Exercise directions: Identify and copy all lines of the material where the string "goals" is found.

Material provided:

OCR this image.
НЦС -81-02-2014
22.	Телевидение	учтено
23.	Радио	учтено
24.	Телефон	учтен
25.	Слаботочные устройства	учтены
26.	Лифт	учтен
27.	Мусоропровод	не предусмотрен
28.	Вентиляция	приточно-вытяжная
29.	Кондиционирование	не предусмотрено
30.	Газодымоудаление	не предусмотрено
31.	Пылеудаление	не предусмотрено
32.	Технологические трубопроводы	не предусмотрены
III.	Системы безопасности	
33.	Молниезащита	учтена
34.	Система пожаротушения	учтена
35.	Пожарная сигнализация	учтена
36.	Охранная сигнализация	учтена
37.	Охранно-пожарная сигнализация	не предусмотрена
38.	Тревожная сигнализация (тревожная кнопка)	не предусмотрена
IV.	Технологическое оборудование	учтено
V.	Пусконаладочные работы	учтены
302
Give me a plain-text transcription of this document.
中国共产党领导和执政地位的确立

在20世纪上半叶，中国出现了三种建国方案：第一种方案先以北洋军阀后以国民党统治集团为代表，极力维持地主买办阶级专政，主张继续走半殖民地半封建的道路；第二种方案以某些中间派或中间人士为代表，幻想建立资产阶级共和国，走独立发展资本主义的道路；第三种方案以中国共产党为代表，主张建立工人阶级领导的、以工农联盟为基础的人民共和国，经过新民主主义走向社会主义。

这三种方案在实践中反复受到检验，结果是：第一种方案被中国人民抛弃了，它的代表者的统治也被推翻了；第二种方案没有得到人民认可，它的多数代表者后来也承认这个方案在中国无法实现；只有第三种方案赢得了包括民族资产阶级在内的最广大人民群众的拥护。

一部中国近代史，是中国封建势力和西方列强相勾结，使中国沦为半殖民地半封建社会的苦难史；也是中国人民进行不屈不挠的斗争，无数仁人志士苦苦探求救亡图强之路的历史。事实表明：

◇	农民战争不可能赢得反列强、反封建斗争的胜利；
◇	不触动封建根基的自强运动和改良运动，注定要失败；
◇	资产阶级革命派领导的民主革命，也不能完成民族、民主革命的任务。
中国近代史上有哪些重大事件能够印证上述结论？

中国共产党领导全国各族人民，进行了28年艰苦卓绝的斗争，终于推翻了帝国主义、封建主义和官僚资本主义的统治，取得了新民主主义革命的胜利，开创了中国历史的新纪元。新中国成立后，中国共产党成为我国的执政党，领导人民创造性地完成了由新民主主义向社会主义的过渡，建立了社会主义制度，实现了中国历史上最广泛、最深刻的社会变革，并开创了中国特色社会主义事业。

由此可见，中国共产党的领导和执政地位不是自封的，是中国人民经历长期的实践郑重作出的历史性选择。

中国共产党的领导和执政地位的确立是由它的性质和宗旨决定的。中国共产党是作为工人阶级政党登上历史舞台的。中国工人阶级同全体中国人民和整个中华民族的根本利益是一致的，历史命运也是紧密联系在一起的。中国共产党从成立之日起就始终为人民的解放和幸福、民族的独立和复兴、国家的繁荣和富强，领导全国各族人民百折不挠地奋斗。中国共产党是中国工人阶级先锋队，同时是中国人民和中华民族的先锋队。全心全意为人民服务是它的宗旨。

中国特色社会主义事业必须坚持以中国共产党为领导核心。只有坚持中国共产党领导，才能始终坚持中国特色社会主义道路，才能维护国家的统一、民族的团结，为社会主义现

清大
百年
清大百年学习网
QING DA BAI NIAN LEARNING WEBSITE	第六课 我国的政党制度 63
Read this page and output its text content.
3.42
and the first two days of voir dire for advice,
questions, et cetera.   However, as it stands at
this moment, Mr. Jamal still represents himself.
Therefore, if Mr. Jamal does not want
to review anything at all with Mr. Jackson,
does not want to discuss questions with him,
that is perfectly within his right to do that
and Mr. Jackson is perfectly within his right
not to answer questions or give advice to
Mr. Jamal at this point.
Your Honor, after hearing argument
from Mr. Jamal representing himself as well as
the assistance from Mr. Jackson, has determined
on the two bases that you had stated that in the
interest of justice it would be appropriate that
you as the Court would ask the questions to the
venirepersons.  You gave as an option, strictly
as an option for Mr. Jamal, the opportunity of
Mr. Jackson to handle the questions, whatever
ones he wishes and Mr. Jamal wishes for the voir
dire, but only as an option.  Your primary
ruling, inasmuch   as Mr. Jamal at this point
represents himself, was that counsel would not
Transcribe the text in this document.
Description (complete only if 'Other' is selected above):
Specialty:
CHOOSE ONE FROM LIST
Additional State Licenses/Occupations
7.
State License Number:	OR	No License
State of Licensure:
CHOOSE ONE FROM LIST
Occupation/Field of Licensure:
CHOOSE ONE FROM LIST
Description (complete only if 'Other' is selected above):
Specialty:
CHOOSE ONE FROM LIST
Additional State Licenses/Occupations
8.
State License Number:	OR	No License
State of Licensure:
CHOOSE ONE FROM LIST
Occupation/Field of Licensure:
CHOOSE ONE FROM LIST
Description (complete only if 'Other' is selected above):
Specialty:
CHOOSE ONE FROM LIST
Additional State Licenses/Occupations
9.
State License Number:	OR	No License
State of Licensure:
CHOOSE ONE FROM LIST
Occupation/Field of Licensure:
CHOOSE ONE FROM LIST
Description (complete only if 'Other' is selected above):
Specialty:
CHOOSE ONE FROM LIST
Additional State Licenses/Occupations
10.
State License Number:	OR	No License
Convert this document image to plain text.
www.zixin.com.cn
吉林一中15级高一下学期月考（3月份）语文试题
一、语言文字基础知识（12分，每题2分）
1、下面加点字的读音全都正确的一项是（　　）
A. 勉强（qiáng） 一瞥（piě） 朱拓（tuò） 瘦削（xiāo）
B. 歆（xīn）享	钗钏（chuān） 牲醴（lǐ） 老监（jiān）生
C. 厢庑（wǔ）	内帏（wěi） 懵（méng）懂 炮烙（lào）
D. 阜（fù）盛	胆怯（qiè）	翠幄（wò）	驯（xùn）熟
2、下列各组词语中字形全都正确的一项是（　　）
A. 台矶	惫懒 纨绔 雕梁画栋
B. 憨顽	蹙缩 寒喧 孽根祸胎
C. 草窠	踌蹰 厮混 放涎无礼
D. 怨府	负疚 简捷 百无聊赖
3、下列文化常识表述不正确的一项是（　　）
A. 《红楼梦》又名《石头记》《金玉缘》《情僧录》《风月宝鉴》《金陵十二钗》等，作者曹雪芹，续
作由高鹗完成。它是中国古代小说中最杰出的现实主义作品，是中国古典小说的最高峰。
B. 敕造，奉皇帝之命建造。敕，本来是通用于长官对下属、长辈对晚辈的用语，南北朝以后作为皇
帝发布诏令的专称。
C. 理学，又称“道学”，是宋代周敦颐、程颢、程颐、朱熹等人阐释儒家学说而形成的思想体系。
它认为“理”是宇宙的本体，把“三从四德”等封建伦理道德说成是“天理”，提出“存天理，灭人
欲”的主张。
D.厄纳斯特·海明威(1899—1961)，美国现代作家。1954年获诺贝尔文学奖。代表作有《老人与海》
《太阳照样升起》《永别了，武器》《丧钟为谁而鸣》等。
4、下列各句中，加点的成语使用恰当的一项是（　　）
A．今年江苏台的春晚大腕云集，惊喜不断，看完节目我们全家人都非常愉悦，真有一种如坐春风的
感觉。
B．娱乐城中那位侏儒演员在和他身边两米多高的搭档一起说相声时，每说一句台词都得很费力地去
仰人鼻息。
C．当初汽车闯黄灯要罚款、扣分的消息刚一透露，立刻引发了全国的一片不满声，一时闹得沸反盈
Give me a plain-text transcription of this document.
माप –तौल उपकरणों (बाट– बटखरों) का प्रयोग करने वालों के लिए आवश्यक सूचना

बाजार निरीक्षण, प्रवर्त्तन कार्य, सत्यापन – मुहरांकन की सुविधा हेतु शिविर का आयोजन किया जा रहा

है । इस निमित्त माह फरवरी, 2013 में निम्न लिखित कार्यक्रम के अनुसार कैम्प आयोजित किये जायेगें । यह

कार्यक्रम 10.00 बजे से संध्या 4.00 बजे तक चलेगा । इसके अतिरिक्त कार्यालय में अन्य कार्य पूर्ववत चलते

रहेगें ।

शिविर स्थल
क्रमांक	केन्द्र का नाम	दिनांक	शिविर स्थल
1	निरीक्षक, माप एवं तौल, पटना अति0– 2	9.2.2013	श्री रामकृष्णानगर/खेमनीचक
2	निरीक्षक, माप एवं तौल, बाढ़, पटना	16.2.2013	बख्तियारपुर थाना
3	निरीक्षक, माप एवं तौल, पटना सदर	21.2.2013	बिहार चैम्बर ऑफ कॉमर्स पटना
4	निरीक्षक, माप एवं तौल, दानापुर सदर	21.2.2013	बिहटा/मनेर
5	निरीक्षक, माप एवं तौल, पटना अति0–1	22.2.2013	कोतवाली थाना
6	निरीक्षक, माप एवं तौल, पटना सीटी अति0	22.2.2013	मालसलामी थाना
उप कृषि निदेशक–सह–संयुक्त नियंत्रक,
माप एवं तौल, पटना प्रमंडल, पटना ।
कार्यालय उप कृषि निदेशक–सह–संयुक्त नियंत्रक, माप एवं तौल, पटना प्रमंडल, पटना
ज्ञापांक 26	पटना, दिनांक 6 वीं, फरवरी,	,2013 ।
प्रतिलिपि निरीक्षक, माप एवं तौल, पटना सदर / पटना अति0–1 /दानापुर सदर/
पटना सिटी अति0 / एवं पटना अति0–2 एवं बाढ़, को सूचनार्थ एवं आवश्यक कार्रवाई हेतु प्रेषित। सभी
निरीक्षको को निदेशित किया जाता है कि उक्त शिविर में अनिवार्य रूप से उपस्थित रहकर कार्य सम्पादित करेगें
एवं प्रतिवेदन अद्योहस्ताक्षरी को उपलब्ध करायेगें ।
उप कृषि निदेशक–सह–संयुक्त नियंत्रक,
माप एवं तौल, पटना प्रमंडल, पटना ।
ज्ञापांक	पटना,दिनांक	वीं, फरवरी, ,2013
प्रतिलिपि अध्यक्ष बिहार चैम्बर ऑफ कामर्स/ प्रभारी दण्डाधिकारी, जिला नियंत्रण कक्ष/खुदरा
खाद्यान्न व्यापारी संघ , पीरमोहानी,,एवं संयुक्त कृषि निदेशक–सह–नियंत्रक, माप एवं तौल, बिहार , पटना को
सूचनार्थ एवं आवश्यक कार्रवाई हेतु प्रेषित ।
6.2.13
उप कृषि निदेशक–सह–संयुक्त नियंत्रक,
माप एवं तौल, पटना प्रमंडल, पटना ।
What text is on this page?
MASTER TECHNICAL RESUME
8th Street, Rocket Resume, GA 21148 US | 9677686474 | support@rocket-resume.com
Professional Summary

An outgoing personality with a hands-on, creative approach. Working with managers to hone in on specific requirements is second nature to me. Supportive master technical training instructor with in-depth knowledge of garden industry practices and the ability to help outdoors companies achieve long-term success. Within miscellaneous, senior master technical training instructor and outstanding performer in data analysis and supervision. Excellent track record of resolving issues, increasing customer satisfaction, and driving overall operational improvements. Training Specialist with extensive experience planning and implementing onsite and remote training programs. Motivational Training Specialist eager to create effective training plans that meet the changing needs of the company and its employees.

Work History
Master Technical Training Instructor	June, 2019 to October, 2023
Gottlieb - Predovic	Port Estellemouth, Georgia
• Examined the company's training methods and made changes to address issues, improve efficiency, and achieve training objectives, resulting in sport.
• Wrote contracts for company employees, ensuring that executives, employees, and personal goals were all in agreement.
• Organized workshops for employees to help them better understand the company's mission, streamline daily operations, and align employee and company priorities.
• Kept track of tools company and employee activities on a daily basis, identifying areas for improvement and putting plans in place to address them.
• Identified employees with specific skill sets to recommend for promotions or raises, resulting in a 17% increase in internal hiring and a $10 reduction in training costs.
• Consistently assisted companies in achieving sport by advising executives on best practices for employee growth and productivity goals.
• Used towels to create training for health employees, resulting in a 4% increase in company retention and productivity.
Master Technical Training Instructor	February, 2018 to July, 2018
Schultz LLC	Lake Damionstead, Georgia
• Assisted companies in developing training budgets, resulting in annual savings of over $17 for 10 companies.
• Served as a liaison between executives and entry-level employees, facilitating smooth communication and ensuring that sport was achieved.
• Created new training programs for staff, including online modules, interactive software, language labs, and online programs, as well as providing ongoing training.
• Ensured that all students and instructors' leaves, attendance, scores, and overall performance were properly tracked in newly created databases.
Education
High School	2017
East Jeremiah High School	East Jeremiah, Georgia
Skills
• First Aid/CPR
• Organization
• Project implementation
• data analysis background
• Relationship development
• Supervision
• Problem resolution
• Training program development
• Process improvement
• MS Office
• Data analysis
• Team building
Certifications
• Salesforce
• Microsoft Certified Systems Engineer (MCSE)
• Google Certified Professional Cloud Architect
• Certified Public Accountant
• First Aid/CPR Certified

The result:
• Wrote contracts for company employees, ensuring that executives, employees, and personal goals were all in agreement.
• Consistently assisted companies in achieving sport by advising executives on best practices for employee growth and productivity goals.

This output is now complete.